--- Testo da leggere ---
+ + +
Mobilità green, addio alle emissioni dal 2035

Mobilità green

Mobilità green, addio alle emissioni dal 2035. Nei giorni scorsi la Commissione europea ha adottato un pacchetto di proposte per rendere le politiche dell’UE in materia di clima, energia, uso del suolo, trasporti e fiscalità idonee a ridurre le emissioni nette di gas a effetto serra di almeno il 55 % entro il 2030 rispetto ai livelli del 1990. Il conseguimento di tali riduzioni nel prossimo decennio è fondamentale affinché l’Europa diventi il primo continente a impatto climatico zero entro il 2050 e si concretizzi il Green Deal europeo.

Mobilità green, addio alle emissioni dal 2035

Ecco dunque norme più rigorose in materia di emissioni di CO2 per le autovetture e i furgoni. Queste accelereranno la transizione verso una mobilità a emissioni zero. Viene imposto che le emissioni delle autovetture nuove diminuiscano del 55 % a partire dal 2030. E del 100 % a partire dal 2035 rispetto ai livelli del 2021.

Aumentare la capacità di ricarica

Di conseguenza, tutte le autovetture nuove immatricolate a partire dal 2035 saranno a zero emissioni. Per consentire ai guidatori di avere accesso ad una rete affidabile in tutta Europa per la ricarica o il rifornimento dei loro veicoli, la revisione del regolamento sull’infrastruttura per i combustibili alternativi imporrà agli Stati membri di aumentare la capacità di ricarica. In linea con le vendite di autovetture a emissioni zero. E di installare punti di ricarica e di rifornimento a intervalli regolari sulle principali autostrade. Ossia ogni 60 km per la ricarica elettrica e ogni 150 km per il rifornimento di idrogeno.
+ + +
--- Estratti del materiale ---

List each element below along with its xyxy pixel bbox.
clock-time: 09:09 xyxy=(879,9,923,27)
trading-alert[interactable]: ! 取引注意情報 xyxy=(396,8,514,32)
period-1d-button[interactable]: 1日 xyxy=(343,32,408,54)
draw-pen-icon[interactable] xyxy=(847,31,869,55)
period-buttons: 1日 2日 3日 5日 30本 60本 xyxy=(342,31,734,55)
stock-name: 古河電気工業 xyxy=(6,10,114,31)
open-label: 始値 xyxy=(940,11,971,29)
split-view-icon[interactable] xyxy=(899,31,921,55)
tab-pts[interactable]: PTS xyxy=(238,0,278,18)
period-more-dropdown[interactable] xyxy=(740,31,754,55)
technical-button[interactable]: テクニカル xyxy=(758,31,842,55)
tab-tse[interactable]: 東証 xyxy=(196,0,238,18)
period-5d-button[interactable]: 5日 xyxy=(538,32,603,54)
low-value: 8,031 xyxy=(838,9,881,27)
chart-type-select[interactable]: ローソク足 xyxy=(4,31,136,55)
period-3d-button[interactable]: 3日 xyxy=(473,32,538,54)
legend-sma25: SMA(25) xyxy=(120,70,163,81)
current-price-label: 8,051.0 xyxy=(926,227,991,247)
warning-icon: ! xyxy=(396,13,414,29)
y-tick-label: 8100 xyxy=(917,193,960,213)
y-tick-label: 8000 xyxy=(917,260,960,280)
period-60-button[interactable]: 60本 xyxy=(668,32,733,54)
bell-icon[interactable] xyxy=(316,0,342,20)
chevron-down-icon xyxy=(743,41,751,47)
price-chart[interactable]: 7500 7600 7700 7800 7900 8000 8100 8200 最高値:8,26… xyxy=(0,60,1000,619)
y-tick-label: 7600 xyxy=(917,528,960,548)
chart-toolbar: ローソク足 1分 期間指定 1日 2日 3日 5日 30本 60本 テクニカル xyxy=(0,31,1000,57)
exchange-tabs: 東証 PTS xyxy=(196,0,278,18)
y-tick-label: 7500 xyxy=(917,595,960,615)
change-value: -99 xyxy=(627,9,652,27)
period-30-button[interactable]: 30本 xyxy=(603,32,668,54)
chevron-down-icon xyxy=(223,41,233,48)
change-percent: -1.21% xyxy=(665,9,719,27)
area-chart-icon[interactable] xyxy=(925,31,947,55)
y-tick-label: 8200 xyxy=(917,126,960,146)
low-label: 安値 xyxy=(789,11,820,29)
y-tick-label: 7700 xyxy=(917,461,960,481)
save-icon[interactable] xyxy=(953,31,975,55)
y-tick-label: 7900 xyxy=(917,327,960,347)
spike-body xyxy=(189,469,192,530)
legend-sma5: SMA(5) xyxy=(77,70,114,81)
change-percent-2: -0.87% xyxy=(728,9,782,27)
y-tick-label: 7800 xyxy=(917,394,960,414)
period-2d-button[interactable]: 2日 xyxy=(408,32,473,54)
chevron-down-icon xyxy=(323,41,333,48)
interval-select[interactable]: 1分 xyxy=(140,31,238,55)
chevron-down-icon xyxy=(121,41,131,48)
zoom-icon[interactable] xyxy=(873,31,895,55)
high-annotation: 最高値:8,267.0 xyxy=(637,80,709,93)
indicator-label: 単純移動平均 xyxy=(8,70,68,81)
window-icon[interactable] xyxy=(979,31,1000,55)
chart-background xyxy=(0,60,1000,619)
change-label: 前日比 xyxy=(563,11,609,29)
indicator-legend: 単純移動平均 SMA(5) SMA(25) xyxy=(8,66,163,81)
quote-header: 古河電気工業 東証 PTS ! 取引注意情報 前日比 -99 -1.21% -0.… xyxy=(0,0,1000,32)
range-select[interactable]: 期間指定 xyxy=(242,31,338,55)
+ + +
--- Consegna 1 ---
Riformuli come elenco puntato il paragrafo del testo sulla mobilità green che inizia con «Di conseguenza, tutte le autovetture nuove», conservandone i fatti principali.
--- Consegna 2 ---
Riassuma in due frasi il testo sulla mobilità green.
Per svolgere le consegne si avvalga esclusivamente del testo sulla mobilità green, senza ricorrere al materiale.

--- Soluzione 1 ---
- Dal 2035 tutte le autovetture nuove immatricolate saranno a zero emissioni.
- Obiettivo: garantire ai guidatori una rete affidabile in tutta Europa per la ricarica o il rifornimento dei veicoli.
- La revisione del regolamento sull'infrastruttura per i combustibili alternativi imporrà agli Stati membri di aumentare la capacità di ricarica, in linea con le vendite di autovetture a emissioni zero.
- Gli Stati membri dovranno inoltre installare punti di ricarica e di rifornimento a intervalli regolari sulle principali autostrade:
  - ogni 60 km per la ricarica elettrica;
  - ogni 150 km per il rifornimento di idrogeno.

--- Soluzione 2 ---
La Commissione europea ha adottato un pacchetto di proposte per ridurre le emissioni nette di gas a effetto serra di almeno il 55 % entro il 2030 rispetto ai livelli del 1990. Tra queste figurano norme più rigorose sulle emissioni di CO2, che impongono alle autovetture nuove un taglio del 55 % dal 2030 e del 100 % dal 2035 rispetto al 2021, insieme all'obbligo per gli Stati membri di installare sulle principali autostrade punti di ricarica elettrica ogni 60 km e di rifornimento di idrogeno ogni 150 km.